Rédigez la suite du texte sur le château de Kinkempois en reprenant juste après sa dernière phrase.

- **Texte fourni**
——————

Le Château de Kinkempois

 

son historique, dans l’ancienne commune d’Angleur.

 

Rue de Kinkempois. Conduit de la place des Franchises à la place du Général Leman.

Pour connaître l’origine de cette rue, il faut remonter à l’an 1866. Sa création fut décidée, au Conseil communal, le 29 juin et approuvée le 14 décembre, par un arrêté royal qui fixait la largeur de la rue à 15 mètres. Enfin, le 27 septembre 1867, elle fut dénommée rue de Kinkempois.

Aux générations présentes, ce nom ne rappelle guère que les bois épais et magnifiques, but de charmantes promenades dans la belle saison. On le proclamait voilà trois quarts de siècle :

le bois de Quinquenpois renferme les promenades les plus variées et les plus pittoresques. L’art n’y a fait, pour ainsi dire, que diriger le ciseau de la nature. La simplicité des embellissements, sur un amphithéâtre de gazons et d’arbres, au milieu duquel un étang limpide alimenté par les eaux d’une jolie cascade qui entretient constamment une délicieuse fraîcheur, en font un vrai séjour de douces rêveries, de sentiments agréables, et d’enthousiasmes paisibles. Tout y excite l’admiration, tantôt par les sites nombreux qui varient à chaque instant, tantôt par les points de vue admirables qui font de ce gracieux labyrinthe de verdure et d’ombrages le séjour le plus charmant.
L’endroit était fort apprécié par les Liégeois aux XVIe et XVIIe siècles. Si les verriers de notre ville allaient là, en ce temps, extraire du sable clair qui devait servir à la fabrication du verre, la généralité de nos pères connaissaient Kinkempois par la beauté de ses bois d’abord, par le château de ce nom, ensuite.

——————

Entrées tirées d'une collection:
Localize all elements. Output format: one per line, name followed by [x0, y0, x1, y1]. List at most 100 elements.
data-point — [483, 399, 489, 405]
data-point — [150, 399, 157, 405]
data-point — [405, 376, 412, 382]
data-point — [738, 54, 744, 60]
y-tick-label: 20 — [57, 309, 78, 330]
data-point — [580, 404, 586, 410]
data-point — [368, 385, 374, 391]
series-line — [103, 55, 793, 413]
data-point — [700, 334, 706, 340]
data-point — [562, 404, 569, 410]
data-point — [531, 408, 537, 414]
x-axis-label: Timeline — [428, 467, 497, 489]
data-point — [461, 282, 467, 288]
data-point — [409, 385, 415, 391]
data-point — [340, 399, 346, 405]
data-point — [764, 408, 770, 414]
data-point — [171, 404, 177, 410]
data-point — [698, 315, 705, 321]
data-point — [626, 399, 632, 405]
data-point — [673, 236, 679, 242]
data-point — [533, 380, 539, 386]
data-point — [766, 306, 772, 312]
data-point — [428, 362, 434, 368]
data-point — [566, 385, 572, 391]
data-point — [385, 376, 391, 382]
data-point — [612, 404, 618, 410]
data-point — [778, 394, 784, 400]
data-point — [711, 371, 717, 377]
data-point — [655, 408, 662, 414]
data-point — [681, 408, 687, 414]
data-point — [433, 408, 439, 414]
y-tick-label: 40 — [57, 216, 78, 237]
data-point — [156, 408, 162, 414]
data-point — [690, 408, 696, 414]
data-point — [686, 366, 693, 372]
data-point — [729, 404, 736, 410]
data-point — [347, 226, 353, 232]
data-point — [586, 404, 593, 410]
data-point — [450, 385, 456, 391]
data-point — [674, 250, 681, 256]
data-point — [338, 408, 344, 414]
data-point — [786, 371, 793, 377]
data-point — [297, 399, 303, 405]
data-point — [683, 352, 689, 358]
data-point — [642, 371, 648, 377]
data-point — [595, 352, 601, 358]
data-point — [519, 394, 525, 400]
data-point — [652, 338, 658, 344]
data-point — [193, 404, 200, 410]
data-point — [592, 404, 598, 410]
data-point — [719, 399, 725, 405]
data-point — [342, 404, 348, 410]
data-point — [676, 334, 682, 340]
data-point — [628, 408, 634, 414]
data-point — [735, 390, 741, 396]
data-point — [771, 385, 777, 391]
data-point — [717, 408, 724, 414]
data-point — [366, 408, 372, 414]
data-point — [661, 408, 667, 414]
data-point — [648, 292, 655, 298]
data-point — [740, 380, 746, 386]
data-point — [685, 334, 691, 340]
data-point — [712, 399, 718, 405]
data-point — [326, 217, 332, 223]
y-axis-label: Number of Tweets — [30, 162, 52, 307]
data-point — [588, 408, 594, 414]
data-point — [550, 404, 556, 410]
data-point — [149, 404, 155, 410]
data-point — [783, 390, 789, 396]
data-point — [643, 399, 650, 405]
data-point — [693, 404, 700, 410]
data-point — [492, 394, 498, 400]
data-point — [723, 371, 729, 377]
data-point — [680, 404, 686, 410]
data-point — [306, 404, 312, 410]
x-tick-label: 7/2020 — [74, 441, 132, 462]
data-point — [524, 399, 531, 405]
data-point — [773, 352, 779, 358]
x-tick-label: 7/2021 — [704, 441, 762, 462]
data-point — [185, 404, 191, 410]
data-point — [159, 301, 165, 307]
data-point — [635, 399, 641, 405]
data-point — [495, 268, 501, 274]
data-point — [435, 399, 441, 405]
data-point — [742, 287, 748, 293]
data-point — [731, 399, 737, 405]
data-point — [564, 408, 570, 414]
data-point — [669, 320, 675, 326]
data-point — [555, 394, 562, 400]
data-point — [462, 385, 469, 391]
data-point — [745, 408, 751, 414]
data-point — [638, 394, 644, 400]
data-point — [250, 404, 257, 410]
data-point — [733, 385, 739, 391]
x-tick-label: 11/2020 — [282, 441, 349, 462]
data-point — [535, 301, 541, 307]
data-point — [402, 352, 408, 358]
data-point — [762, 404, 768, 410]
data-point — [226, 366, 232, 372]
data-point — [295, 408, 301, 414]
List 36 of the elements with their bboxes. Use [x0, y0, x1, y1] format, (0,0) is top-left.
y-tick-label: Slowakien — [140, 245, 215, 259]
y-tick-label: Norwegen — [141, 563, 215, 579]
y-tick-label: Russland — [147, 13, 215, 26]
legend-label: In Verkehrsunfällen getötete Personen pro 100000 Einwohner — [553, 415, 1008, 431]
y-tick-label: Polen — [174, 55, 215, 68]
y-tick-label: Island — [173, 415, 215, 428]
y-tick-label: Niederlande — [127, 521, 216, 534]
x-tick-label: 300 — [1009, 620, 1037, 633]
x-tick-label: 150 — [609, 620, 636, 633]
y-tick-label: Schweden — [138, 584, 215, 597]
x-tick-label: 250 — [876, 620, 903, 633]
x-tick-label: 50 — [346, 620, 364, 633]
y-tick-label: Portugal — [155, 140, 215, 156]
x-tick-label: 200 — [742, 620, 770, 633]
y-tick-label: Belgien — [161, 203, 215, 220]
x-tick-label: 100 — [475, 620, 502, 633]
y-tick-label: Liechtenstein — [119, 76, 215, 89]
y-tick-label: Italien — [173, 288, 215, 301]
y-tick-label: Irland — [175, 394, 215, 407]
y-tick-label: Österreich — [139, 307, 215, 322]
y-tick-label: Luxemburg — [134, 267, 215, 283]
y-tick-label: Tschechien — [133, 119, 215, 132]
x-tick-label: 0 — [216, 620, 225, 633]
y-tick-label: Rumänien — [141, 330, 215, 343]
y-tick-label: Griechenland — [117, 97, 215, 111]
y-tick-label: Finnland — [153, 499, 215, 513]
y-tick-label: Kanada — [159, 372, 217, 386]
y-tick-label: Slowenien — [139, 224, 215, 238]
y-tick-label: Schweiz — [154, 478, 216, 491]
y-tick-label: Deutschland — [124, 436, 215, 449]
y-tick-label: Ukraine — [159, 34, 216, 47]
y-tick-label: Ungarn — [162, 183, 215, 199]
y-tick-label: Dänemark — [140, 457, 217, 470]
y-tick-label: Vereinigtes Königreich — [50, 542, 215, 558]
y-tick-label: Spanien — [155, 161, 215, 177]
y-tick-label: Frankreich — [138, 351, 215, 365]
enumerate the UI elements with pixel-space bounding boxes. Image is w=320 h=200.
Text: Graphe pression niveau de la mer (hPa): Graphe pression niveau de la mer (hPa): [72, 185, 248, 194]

——————

- **Réponse**
Modernisé en bonne partie, ce château ne subsiste pas moins. Il a appartenu avant 1885 à Madame la Vicomtesse de Clerembault et, depuis cette date, par suite d’un partage, à sa fille Madame de Péralta jusqu'à sa mort. Ce n’est point un rôle effacé qu’il a joué dans les siècles passés. Son histoire se rattache en bien des points, à celle de la cité de Liège. Tel est le motif qui nous engage à consigner ici quelques renseignements concernant cette propriété seigneuriale.

Kinkempois était un antique fief dépendant du prince-évêque de liège, près de qui tout nouvel occupant devait faire relief. Cette condition du bien se perpétua jusqu'à la chute de la principauté. Cependant, le château de Kinkempois avait sa cour jurée spéciale.

Les archives locales nous laissent ignorer la date de l’origine de ce château. Du silence d’acte du chapitre de Saint-Lambert de l’an 1269, mettant fin à un différend relatif aux bois de Thernat (Thiernesse) et d’Angleur, dont disposait le chevalier Guillaume de Hemricourt, on ne peut déduire que le nom Kinkempois n’avait pas encore été donné. C’était dès lors celui d’une seigneurie qu’on sait avoir appartenu dès ce XIIIe siècle à la famille de Bautershem, qui ne l’habitait pas toutefois. C’est seulement au suivant que Henry, sire de Bautershem, sénéchal de Brabant en 1352, vint demeurer en la maison de Kinkempois. Il mourut en 1370. Auparavant, il avait conquis, devant la cour du Brabant, l’importante seigneurie de Bergen op Zoom dont ses descendants prirent le nom.

Messire Raes de Haccourt, chevalier, échevin de Liège, ayant obtenu l’usufruit du fief, le transporta le 22 février 1381, à son fils aîné Englebert, lequel y renonça en faveur de Messire Henry de Bautershem. Celui-ci déclina aussi cette cession et la transmis à son frère Gérard de Berghes.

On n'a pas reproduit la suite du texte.